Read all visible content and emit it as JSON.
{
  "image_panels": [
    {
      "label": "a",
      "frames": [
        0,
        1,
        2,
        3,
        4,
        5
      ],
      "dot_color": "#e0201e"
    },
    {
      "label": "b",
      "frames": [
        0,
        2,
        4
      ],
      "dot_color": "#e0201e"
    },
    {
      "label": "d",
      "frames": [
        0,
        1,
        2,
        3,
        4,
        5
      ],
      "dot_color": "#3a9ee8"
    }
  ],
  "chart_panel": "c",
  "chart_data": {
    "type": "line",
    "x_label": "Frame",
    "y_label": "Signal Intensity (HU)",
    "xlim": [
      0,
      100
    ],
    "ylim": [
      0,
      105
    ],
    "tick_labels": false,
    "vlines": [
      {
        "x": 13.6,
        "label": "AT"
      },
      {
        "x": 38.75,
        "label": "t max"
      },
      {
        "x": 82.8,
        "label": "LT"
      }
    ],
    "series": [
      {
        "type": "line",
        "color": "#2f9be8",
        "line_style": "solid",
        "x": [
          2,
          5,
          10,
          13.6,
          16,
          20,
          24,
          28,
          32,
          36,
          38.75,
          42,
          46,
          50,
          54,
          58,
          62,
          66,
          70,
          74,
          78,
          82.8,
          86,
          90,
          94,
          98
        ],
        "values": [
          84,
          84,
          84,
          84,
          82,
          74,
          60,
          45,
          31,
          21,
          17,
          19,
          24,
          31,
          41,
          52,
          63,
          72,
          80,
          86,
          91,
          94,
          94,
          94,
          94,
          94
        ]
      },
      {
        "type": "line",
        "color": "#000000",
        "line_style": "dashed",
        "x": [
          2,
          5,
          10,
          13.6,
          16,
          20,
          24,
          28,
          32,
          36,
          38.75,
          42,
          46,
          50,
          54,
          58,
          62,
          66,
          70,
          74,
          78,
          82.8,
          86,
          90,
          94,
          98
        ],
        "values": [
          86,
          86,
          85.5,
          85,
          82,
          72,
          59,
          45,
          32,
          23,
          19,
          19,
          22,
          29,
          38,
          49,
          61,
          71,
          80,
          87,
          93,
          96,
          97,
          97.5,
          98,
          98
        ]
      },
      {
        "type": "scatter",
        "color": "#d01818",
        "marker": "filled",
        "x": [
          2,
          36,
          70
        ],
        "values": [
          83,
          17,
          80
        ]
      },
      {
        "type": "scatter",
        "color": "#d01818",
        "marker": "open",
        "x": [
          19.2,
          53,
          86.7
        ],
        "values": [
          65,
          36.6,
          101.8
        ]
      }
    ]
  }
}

SHORT PROBLEM - Copy out the whole listing exactly as written.

ANSWER TO THIS EXERCISE -
Read all visible content and emit it as JSON.
{
  "image_panels": [
    {
      "label": "a",
      "frames": [
        0,
        1,
        2,
        3,
        4,
        5
      ],
      "dot_color": "#e0201e"
    },
    {
      "label": "b",
      "frames": [
        0,
        2,
        4
      ],
      "dot_color": "#e0201e"
    },
    {
      "label": "d",
      "frames": [
        0,
        1,
        2,
        3,
        4,
        5
      ],
      "dot_color": "#3a9ee8"
    }
  ],
  "chart_panel": "c",
  "chart_data": {
    "type": "line",
    "x_label": "Frame",
    "y_label": "Signal Intensity (HU)",
    "xlim": [
      0,
      100
    ],
    "ylim": [
      0,
      105
    ],
    "tick_labels": false,
    "vlines": [
      {
        "x": 13.6,
        "label": "AT"
      },
      {
        "x": 38.75,
        "label": "t max"
      },
      {
        "x": 82.8,
        "label": "LT"
      }
    ],
    "series": [
      {
        "type": "line",
        "color": "#2f9be8",
        "line_style": "solid",
        "x": [
          2,
          5,
          10,
          13.6,
          16,
          20,
          24,
          28,
          32,
          36,
          38.75,
          42,
          46,
          50,
          54,
          58,
          62,
          66,
          70,
          74,
          78,
          82.8,
          86,
          90,
          94,
          98
        ],
        "values": [
          84,
          84,
          84,
          84,
          82,
          74,
          60,
          45,
          31,
          21,
          17,
          19,
          24,
          31,
          41,
          52,
          63,
          72,
          80,
          86,
          91,
          94,
          94,
          94,
          94,
          94
        ]
      },
      {
        "type": "line",
        "color": "#000000",
        "line_style": "dashed",
        "x": [
          2,
          5,
          10,
          13.6,
          16,
          20,
          24,
          28,
          32,
          36,
          38.75,
          42,
          46,
          50,
          54,
          58,
          62,
          66,
          70,
          74,
          78,
          82.8,
          86,
          90,
          94,
          98
        ],
        "values": [
          86,
          86,
          85.5,
          85,
          82,
          72,
          59,
          45,
          32,
          23,
          19,
          19,
          22,
          29,
          38,
          49,
          61,
          71,
          80,
          87,
          93,
          96,
          97,
          97.5,
          98,
          98
        ]
      },
      {
        "type": "scatter",
        "color": "#d01818",
        "marker": "filled",
        "x": [
          2,
          36,
          70
        ],
        "values": [
          83,
          17,
          80
        ]
      },
      {
        "type": "scatter",
        "color": "#d01818",
        "marker": "open",
        "x": [
          19.2,
          53,
          86.7
        ],
        "values": [
          65,
          36.6,
          101.8
        ]
      }
    ]
  }
}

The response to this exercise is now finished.